## [SELECTED EXCERPT]
▼

And this is my 200th post. Muy cool. How fast the posts fly.
Johor was EXHAUSTING!! Actually, it was the endless traffic jam that made me bone-weary. But in the end, the whole family got the stuff they wanted & went home very satisfied & very contented with our purchases as well as our new hairdos for the upcoming Hari Raya 'celebrations'.
Mummy Alonso & all my brat sisters each had a decent haircut; even the resilient Adlyn couldn't resist having her waves chopped as it occured to her that she'd be only odd one out if she didn't do something to her hair. Nini & Nuryn both had pixie cuts which made their faces take on a fresh look; especially Nini's since her chubby cheeks overwhelmed her face & made it look like it was the only thing visible with that cut. While Fatin was coerced into going for another session of rebonding by the hairdresser, I took a rain check on hacking my curly locks but opted for a more daring approach in doing something 'dramatic' to them.
I went platinum with them. You know, as in Platinum Blonde.

▲

## [EXCERPTED DATA]
▼

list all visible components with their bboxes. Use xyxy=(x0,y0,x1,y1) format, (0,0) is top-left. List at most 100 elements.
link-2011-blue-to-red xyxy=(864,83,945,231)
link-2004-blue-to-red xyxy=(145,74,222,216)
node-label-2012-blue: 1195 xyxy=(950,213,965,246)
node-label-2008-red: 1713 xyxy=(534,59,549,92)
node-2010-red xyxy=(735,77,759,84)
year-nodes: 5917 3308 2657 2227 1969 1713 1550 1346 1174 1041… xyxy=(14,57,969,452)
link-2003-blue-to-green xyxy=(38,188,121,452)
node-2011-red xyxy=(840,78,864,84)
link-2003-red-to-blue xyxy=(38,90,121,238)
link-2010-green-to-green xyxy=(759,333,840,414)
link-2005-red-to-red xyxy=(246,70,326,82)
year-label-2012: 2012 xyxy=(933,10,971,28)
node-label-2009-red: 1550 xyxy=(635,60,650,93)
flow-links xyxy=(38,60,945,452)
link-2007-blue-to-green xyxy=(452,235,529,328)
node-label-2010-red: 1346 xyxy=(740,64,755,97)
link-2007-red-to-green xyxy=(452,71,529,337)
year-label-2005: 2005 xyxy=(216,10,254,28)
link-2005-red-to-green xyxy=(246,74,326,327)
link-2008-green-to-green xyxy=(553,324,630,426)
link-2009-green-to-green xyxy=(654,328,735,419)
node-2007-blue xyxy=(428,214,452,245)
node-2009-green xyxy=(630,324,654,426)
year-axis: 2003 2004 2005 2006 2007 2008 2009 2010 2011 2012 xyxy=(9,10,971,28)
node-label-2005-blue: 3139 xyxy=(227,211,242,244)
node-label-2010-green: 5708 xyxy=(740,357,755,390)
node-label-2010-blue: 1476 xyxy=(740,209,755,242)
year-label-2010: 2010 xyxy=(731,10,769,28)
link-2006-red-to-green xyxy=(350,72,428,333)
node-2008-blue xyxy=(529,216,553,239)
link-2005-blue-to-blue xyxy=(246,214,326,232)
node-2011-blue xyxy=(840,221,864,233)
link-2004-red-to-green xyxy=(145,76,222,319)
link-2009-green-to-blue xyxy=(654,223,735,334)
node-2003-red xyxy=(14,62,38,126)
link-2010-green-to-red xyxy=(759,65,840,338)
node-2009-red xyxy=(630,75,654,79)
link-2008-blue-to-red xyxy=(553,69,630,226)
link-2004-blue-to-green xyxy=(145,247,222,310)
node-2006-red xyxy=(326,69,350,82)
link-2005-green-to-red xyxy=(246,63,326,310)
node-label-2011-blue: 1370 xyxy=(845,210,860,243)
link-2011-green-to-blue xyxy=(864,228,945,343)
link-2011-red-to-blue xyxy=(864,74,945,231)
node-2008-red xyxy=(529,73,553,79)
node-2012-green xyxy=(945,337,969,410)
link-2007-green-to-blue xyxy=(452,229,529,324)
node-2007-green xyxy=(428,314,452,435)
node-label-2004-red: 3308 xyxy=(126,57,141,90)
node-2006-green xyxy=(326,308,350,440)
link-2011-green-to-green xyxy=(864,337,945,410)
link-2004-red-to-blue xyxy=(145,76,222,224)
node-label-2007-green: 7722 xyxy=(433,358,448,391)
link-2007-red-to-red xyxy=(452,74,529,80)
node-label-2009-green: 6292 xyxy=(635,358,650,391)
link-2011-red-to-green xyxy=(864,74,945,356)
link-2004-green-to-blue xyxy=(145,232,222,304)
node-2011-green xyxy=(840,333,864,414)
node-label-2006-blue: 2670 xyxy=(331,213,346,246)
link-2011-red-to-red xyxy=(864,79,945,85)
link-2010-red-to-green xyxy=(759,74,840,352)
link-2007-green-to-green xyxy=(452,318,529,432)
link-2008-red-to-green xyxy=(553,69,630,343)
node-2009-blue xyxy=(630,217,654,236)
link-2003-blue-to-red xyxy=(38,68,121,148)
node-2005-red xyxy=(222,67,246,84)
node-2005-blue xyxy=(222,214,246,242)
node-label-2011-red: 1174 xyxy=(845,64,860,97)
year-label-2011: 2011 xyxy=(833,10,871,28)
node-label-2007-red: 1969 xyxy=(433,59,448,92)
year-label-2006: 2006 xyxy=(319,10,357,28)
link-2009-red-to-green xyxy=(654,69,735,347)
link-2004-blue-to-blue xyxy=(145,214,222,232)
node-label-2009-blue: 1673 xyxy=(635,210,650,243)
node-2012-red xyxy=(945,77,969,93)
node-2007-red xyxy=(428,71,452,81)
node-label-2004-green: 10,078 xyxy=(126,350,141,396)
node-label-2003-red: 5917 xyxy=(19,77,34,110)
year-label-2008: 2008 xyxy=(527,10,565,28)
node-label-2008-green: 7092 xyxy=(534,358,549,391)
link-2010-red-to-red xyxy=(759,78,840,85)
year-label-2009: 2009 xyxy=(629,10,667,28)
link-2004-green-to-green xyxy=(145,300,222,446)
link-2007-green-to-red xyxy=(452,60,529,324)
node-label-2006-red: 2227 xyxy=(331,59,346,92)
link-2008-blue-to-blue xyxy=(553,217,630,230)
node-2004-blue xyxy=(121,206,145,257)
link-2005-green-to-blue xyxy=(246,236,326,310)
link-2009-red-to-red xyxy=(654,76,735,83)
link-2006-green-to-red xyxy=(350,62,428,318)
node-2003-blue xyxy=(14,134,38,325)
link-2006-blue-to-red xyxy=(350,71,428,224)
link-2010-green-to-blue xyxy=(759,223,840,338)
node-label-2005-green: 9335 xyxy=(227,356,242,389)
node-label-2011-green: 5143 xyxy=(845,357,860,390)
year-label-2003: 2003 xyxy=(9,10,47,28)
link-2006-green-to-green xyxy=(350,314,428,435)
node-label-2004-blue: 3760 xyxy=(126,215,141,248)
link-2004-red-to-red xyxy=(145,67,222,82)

▲

## [CHALLENGE A]
In the blog post about the family's Johor trip, what made the writer bone-weary?
## [CHALLENGE B]
Write the next part of the blog post about the Johor trip and the family haircuts, continuing after its final sentence.
The data has nothing to do with the blog post.

## [RESULT A]
The endless traffic jam.

## [RESULT B]
Holy CRAP, I went PLATINUM BLONDE with my CURLS!!?? No freakin' way!!
But, I did. Well, I couldn't very much go with orange, right?? As musch as I'd like to, I'd look like a looney clown. And Mom would get an on-the-spot cardiac arrest. Actually they're not all that platinum-ish. They're more of a Honey Blonde color, like Nicolas the French Fry's hair. If you've seen Nicolas, you'll know what kind of color I'm referring to. Not that I was all out for that shade of yellow, mind you.
More than anything, I wanted to be a redhead. You know, redheads do have more fun than blondies despite what stereotypes would think. Redheads are feistier, with sassy, smart-assed mouths & an intelligent attitude to boot.
Come to think of it, if I had indeed gotten to be a redhead, it would be similar to orange, wouldn't it?? But in the end, sandy blonde was what I got, at the hairdresser's petulent insistence. Like, hello?? I said red, didn't I?? Red is what I want, lahh!! But noooooooooooooo, her incessant chatter about how the color she pointed to was much nicer & it'd look better with my hair & blah, blah, blah. I really didn't want to hear it. Just give me red, for God's sake!!
In the end, even when I pointed out to a coppery, strawberry-blonde color, what she gave me was way blonder than I would've liked. Fiiiiiiine, whatever. But my sisters said I rocked, though. Mikel proclaimed that I had officially became a good-girl-turned-bad-apple. Well, I gotta say I didn't look as half bad as I thought I did.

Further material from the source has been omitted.